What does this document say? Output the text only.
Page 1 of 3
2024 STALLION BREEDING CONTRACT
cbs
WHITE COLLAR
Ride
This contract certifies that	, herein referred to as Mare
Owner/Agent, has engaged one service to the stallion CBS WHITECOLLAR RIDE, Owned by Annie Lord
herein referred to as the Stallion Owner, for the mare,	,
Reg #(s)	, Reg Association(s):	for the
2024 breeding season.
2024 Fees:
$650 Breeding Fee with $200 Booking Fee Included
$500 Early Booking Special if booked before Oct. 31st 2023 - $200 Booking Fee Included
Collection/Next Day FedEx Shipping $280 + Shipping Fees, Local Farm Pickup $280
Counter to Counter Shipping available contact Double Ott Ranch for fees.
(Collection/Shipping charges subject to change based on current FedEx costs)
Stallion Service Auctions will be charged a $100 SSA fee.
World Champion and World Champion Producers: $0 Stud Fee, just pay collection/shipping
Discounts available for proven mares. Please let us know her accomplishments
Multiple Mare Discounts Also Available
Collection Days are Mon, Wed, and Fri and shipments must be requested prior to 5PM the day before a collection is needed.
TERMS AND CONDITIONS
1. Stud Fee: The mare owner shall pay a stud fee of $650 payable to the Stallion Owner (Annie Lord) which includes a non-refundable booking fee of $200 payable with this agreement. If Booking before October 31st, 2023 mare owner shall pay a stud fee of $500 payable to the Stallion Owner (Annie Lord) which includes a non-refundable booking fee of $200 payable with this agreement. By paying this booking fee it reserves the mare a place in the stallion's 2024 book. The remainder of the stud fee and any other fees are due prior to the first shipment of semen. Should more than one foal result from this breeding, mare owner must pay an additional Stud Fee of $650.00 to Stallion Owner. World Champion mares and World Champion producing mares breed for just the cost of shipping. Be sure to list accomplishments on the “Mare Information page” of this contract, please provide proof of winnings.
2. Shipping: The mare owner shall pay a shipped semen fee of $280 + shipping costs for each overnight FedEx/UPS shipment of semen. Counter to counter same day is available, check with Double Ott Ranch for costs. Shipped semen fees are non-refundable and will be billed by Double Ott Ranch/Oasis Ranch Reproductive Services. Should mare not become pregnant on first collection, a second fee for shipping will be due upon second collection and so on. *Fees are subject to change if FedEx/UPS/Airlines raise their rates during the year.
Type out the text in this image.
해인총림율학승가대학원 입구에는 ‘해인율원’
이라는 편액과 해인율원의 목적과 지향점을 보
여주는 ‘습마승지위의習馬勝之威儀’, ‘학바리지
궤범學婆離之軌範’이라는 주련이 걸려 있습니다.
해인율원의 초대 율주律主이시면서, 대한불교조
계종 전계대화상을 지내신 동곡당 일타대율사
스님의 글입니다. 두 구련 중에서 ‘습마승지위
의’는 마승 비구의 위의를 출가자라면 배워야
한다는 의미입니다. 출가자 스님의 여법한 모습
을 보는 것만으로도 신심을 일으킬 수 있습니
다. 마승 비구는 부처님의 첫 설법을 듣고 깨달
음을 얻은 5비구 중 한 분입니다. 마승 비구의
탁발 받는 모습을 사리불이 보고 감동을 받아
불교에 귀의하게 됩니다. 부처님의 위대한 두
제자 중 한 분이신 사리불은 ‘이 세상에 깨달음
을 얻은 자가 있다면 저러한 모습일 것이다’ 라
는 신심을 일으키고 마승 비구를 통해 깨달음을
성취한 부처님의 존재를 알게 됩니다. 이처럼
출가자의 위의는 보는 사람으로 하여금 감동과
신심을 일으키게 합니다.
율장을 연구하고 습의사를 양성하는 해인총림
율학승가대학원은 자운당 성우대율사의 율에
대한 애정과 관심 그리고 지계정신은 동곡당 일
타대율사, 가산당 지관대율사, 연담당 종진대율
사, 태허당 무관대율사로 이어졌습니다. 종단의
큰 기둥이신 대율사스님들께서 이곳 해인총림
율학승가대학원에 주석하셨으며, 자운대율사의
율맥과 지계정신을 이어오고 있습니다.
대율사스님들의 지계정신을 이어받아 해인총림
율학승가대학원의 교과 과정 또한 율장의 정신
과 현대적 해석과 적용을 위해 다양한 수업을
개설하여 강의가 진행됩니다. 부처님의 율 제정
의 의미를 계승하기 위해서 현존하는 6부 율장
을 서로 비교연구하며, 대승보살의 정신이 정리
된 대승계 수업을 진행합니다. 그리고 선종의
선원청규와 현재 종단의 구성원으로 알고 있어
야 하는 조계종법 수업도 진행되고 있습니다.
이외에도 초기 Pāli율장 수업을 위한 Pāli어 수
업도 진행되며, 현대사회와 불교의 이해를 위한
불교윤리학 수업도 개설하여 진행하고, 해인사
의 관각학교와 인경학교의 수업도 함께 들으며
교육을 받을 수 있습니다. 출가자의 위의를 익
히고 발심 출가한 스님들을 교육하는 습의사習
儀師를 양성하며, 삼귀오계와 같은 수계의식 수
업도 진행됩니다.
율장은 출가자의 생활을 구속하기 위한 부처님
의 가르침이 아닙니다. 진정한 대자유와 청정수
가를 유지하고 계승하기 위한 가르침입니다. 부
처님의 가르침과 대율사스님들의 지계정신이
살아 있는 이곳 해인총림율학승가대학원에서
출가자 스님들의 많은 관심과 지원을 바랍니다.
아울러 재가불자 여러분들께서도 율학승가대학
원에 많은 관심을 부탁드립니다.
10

## Short task
Copy all the lines above that hold the string "계승하기".

## Exercise result
의 의미를 계승하기 위해서 현존하는 6부 율장
가를 유지하고 계승하기 위한 가르침입니다. 부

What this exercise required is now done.